▶ **RECORDS SHOWN**:

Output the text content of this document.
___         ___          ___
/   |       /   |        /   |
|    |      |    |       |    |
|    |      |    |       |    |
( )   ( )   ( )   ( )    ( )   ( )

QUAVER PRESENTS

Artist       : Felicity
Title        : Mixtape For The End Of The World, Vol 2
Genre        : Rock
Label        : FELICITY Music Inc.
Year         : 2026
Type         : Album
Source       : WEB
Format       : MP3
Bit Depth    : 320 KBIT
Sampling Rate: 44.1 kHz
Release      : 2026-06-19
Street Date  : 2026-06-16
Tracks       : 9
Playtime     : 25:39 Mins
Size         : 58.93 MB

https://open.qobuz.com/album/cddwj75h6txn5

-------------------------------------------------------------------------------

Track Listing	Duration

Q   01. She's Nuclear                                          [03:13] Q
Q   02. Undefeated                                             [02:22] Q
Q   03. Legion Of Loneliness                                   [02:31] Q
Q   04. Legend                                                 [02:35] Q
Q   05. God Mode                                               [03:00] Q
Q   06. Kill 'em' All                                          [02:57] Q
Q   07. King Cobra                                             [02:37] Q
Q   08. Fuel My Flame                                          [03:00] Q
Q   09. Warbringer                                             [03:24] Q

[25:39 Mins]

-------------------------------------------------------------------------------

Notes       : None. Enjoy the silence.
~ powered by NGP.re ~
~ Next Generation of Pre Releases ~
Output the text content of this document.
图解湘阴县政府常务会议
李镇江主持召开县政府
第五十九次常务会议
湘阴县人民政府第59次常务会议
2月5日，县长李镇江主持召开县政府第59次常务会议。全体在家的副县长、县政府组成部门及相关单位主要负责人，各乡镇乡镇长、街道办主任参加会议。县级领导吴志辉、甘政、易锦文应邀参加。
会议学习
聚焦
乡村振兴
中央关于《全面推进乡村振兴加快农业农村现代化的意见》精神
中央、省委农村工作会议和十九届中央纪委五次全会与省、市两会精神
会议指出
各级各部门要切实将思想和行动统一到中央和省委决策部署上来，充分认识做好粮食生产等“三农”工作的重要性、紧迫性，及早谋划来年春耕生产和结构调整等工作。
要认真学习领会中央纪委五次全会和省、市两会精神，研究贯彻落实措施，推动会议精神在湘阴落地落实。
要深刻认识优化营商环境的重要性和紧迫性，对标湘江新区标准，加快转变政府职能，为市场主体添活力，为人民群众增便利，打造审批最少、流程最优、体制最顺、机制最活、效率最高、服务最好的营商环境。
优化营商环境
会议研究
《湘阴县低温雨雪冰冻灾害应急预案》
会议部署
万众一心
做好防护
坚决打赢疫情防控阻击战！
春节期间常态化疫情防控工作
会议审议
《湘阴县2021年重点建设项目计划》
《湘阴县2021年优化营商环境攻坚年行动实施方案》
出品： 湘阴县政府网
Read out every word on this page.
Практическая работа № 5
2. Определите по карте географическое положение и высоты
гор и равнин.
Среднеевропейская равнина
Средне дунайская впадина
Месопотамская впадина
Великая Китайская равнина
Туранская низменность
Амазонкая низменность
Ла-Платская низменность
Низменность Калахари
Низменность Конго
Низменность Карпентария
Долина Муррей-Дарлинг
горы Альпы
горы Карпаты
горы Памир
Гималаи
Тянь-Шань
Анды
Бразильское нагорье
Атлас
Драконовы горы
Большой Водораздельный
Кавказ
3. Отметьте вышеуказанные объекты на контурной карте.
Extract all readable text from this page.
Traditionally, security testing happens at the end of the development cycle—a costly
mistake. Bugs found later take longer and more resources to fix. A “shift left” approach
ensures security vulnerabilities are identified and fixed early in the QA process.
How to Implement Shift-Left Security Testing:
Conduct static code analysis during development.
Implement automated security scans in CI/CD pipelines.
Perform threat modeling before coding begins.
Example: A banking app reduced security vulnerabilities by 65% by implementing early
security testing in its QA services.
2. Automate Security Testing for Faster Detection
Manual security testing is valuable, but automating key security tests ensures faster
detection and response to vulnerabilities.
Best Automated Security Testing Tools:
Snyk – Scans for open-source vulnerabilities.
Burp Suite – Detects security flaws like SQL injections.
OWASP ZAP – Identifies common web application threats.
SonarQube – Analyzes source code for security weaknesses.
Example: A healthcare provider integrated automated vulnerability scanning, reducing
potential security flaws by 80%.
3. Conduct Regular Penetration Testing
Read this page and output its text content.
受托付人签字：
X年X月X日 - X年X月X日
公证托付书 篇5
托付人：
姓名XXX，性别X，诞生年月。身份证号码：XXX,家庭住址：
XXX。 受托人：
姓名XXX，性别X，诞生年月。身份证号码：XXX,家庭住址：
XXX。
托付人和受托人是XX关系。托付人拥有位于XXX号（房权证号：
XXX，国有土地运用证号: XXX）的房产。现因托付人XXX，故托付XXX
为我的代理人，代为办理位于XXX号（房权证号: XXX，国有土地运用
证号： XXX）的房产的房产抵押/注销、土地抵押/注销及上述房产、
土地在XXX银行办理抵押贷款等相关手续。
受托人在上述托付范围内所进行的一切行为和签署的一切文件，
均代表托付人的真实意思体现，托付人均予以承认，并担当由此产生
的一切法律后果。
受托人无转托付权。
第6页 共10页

▶ **EXERCISE PROMPT**: Scan the data for the word "code" and copy every line where it shows up.

▶ **TASK ANSWER**:
Conduct static code analysis during development.
SonarQube – Analyzes source code for security weaknesses.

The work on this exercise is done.